• Your instructions
Copy every line of the data that contains the string "relative".

** Start of Records shown **

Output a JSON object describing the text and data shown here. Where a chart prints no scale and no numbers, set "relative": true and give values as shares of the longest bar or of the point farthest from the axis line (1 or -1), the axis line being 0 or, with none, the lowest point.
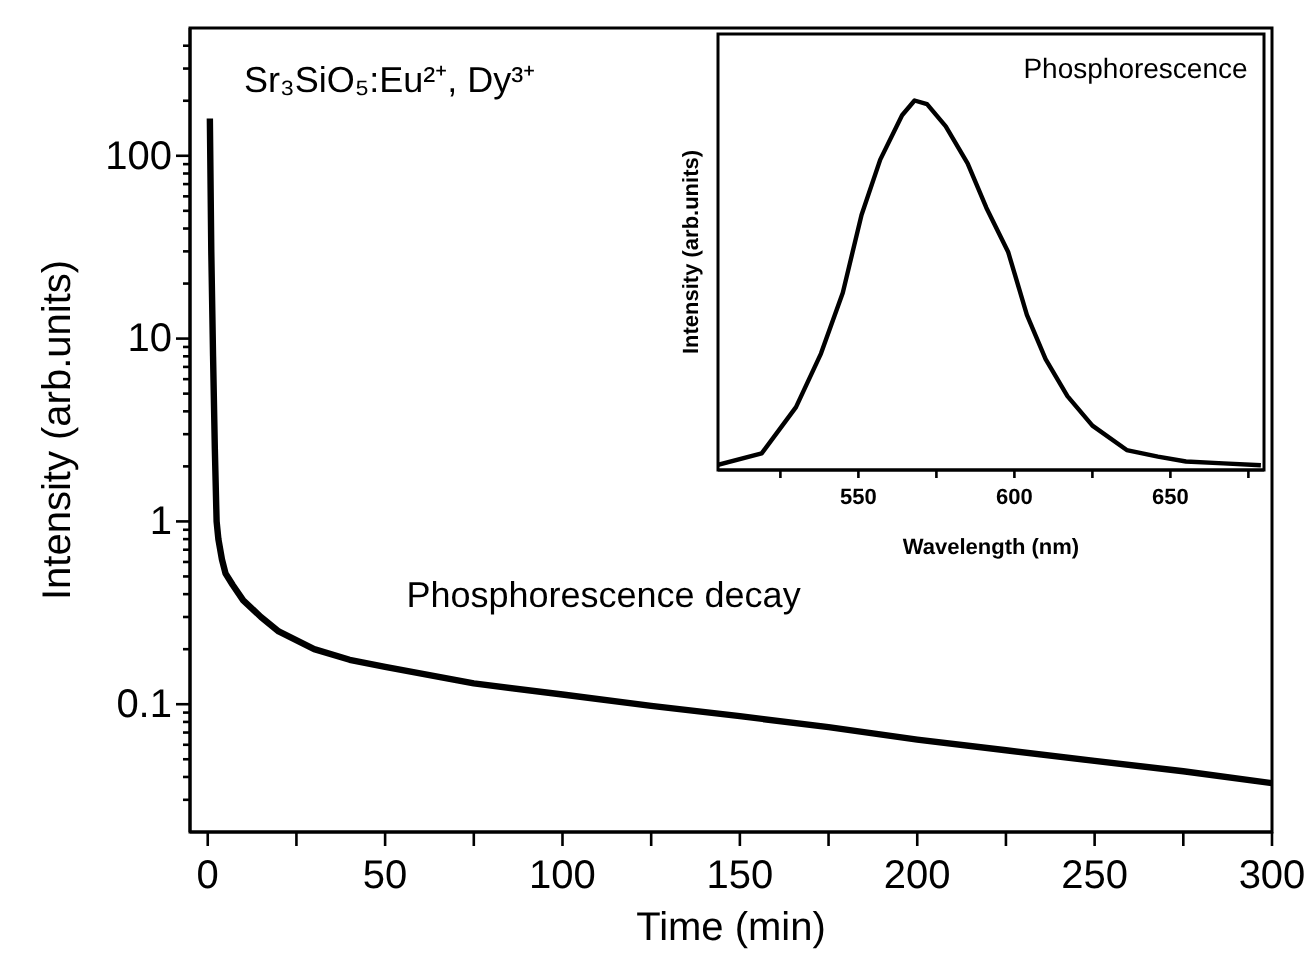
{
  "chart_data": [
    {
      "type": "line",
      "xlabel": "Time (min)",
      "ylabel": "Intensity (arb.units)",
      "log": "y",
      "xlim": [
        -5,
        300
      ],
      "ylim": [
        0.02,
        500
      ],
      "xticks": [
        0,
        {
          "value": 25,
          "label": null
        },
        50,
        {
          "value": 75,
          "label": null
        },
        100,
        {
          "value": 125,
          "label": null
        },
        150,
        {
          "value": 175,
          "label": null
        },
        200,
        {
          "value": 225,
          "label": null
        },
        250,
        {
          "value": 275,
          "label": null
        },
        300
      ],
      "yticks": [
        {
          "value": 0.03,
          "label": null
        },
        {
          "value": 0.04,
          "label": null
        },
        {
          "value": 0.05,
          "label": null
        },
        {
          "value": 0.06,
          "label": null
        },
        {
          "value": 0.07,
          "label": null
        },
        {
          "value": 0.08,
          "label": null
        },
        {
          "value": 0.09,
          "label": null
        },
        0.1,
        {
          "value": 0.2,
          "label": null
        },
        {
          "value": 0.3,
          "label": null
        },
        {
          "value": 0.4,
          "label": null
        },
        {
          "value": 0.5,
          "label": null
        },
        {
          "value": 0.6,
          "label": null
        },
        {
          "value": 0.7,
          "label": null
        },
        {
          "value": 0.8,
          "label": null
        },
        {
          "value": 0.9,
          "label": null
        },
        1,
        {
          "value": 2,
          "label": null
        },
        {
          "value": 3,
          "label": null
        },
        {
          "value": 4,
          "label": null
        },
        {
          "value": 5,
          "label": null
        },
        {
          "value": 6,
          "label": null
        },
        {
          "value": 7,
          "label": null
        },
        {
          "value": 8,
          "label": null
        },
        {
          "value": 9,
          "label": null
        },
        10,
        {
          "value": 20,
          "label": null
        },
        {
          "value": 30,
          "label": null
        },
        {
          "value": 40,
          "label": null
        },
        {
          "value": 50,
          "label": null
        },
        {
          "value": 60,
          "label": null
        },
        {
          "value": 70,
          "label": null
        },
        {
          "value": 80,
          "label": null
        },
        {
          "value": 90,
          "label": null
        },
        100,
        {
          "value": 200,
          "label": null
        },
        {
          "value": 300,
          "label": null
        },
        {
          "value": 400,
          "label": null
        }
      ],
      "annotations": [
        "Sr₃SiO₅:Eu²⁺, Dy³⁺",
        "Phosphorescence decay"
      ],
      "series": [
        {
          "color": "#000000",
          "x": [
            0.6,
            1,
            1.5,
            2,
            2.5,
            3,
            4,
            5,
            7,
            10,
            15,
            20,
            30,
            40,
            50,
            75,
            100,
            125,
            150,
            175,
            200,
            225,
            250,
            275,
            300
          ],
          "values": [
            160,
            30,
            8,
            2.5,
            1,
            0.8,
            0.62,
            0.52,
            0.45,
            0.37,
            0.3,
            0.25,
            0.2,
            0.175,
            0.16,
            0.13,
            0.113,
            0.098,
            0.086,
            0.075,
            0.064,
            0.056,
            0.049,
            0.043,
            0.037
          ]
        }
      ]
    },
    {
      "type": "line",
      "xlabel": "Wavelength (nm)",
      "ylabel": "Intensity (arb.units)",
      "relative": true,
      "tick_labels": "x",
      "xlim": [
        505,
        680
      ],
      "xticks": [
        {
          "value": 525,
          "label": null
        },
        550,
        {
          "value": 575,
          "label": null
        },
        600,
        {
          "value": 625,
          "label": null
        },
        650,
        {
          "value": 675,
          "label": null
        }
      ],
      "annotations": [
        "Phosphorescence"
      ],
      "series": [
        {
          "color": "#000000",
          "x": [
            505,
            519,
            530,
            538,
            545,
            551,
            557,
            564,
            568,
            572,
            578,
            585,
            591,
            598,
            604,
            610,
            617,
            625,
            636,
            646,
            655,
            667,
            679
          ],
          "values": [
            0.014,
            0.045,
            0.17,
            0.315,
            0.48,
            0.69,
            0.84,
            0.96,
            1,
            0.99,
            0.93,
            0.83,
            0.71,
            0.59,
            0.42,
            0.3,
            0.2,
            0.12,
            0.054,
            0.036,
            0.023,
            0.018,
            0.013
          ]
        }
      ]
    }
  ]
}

** End of Records shown **
** Start of Records shown **

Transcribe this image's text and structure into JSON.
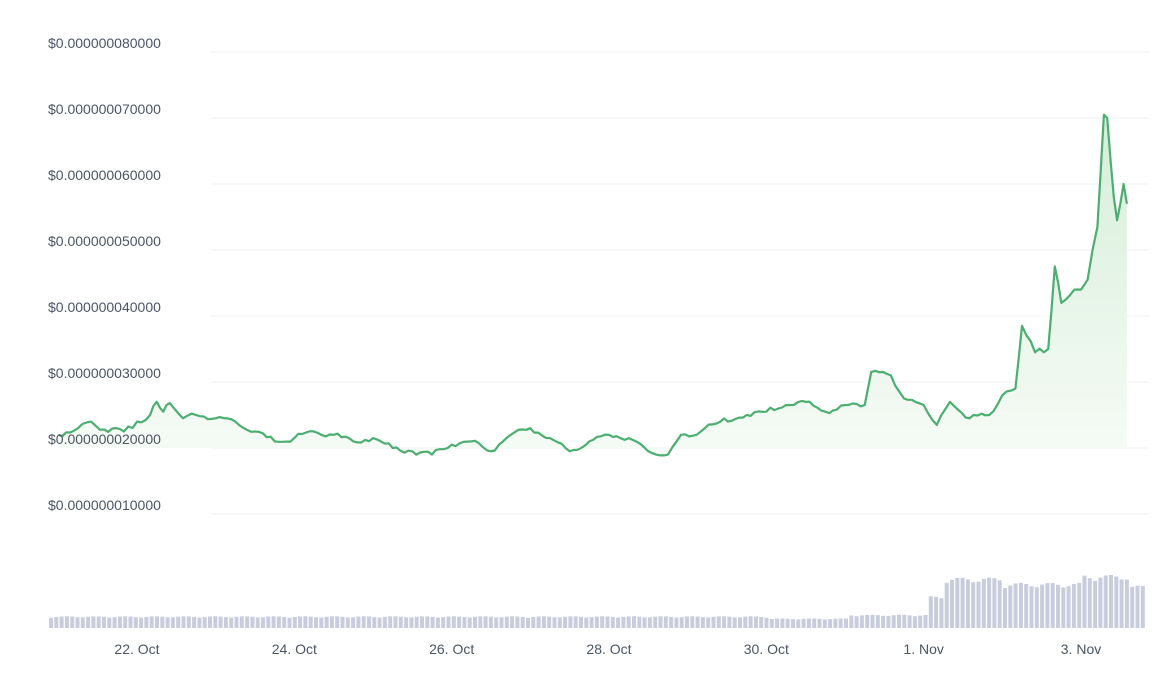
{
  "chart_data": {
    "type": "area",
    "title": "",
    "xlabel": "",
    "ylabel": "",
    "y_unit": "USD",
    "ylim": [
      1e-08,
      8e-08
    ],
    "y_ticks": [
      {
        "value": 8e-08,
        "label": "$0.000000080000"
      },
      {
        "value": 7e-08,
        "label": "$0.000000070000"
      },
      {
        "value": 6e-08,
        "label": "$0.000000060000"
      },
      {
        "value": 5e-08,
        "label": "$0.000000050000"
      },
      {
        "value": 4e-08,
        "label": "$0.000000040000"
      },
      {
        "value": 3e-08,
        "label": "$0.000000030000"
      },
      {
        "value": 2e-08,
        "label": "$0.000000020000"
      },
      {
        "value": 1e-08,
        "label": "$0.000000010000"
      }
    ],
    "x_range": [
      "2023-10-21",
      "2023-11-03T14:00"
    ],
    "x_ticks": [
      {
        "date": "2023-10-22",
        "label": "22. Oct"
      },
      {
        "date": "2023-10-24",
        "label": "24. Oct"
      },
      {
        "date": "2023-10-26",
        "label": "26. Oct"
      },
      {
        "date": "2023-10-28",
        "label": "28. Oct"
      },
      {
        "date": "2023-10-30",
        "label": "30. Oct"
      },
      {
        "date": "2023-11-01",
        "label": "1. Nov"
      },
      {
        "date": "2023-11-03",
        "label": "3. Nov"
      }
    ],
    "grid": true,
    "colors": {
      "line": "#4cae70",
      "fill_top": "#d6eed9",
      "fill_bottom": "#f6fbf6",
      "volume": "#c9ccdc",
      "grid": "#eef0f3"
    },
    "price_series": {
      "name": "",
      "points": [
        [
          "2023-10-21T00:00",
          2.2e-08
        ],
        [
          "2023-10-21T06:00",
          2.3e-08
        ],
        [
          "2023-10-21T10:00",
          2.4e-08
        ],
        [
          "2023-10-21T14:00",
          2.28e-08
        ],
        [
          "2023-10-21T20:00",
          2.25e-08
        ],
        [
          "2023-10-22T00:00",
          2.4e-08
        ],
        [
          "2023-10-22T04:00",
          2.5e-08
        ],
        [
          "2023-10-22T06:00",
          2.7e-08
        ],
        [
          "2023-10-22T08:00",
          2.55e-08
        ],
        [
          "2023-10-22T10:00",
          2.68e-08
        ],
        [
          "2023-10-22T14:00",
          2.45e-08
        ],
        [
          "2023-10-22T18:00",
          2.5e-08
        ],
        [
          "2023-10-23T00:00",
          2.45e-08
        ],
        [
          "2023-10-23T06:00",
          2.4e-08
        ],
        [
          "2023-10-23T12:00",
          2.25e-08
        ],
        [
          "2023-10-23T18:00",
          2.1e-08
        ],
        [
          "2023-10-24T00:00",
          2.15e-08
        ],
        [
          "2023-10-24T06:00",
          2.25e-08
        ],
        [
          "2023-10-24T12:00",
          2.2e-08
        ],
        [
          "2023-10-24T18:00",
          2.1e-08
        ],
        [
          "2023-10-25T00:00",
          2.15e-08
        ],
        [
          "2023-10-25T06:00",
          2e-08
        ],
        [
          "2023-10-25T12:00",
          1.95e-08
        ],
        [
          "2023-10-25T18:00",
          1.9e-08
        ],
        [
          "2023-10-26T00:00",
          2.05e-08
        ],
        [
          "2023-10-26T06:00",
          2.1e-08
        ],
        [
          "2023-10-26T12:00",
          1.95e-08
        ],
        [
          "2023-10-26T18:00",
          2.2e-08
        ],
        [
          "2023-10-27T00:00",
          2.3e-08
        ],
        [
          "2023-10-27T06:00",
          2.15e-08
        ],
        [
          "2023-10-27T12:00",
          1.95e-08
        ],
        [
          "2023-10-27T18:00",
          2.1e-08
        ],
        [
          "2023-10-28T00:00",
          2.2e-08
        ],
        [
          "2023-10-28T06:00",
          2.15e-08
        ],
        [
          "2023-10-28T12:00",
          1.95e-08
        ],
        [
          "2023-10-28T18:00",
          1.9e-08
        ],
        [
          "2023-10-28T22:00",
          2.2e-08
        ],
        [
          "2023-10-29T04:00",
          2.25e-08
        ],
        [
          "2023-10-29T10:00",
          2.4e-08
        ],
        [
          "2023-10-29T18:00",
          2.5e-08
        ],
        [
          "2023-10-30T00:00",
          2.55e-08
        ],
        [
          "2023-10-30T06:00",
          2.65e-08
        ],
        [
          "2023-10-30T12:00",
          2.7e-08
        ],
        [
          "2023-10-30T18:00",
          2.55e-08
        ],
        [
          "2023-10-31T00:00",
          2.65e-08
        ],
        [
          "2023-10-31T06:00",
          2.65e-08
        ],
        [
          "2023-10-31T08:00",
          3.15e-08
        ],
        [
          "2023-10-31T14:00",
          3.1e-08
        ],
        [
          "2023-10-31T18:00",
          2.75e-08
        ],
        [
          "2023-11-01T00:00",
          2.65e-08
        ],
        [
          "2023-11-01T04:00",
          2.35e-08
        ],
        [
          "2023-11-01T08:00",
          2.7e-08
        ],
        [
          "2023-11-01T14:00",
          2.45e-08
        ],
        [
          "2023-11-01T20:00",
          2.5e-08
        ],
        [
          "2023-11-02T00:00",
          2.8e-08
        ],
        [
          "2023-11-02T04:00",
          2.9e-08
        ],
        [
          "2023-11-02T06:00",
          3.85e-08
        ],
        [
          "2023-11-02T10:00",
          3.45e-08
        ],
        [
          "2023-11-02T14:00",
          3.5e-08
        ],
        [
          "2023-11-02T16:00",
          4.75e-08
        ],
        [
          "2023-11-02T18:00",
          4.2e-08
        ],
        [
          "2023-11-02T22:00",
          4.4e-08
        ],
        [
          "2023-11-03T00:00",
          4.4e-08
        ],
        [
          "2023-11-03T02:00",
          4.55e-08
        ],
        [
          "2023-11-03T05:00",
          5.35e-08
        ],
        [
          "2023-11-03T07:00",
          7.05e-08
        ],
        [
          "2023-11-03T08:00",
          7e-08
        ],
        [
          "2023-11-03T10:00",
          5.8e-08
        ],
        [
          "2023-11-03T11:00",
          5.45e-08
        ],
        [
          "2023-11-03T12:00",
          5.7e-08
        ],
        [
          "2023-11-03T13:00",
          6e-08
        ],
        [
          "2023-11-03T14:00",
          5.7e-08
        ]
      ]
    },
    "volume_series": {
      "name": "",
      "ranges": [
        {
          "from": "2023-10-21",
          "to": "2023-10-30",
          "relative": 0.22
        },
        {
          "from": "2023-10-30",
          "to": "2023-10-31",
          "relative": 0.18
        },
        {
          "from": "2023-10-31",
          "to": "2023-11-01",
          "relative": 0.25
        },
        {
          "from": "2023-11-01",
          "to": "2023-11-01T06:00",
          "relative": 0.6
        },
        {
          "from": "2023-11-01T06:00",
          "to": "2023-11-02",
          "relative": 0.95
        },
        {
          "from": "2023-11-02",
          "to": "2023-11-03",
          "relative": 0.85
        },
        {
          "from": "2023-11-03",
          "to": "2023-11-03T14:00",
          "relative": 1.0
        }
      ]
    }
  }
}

** End of Records shown **

• Answer below
Output a JSON object describing the text and data shown here. Where a chart prints no scale and no numbers, set "relative": true and give values as shares of the longest bar or of the point farthest from the axis line (1 or -1), the axis line being 0 or, with none, the lowest point.
      "relative": true,
          "relative": 0.22
          "relative": 0.18
          "relative": 0.25
          "relative": 0.6
          "relative": 0.95
          "relative": 0.85
          "relative": 1.0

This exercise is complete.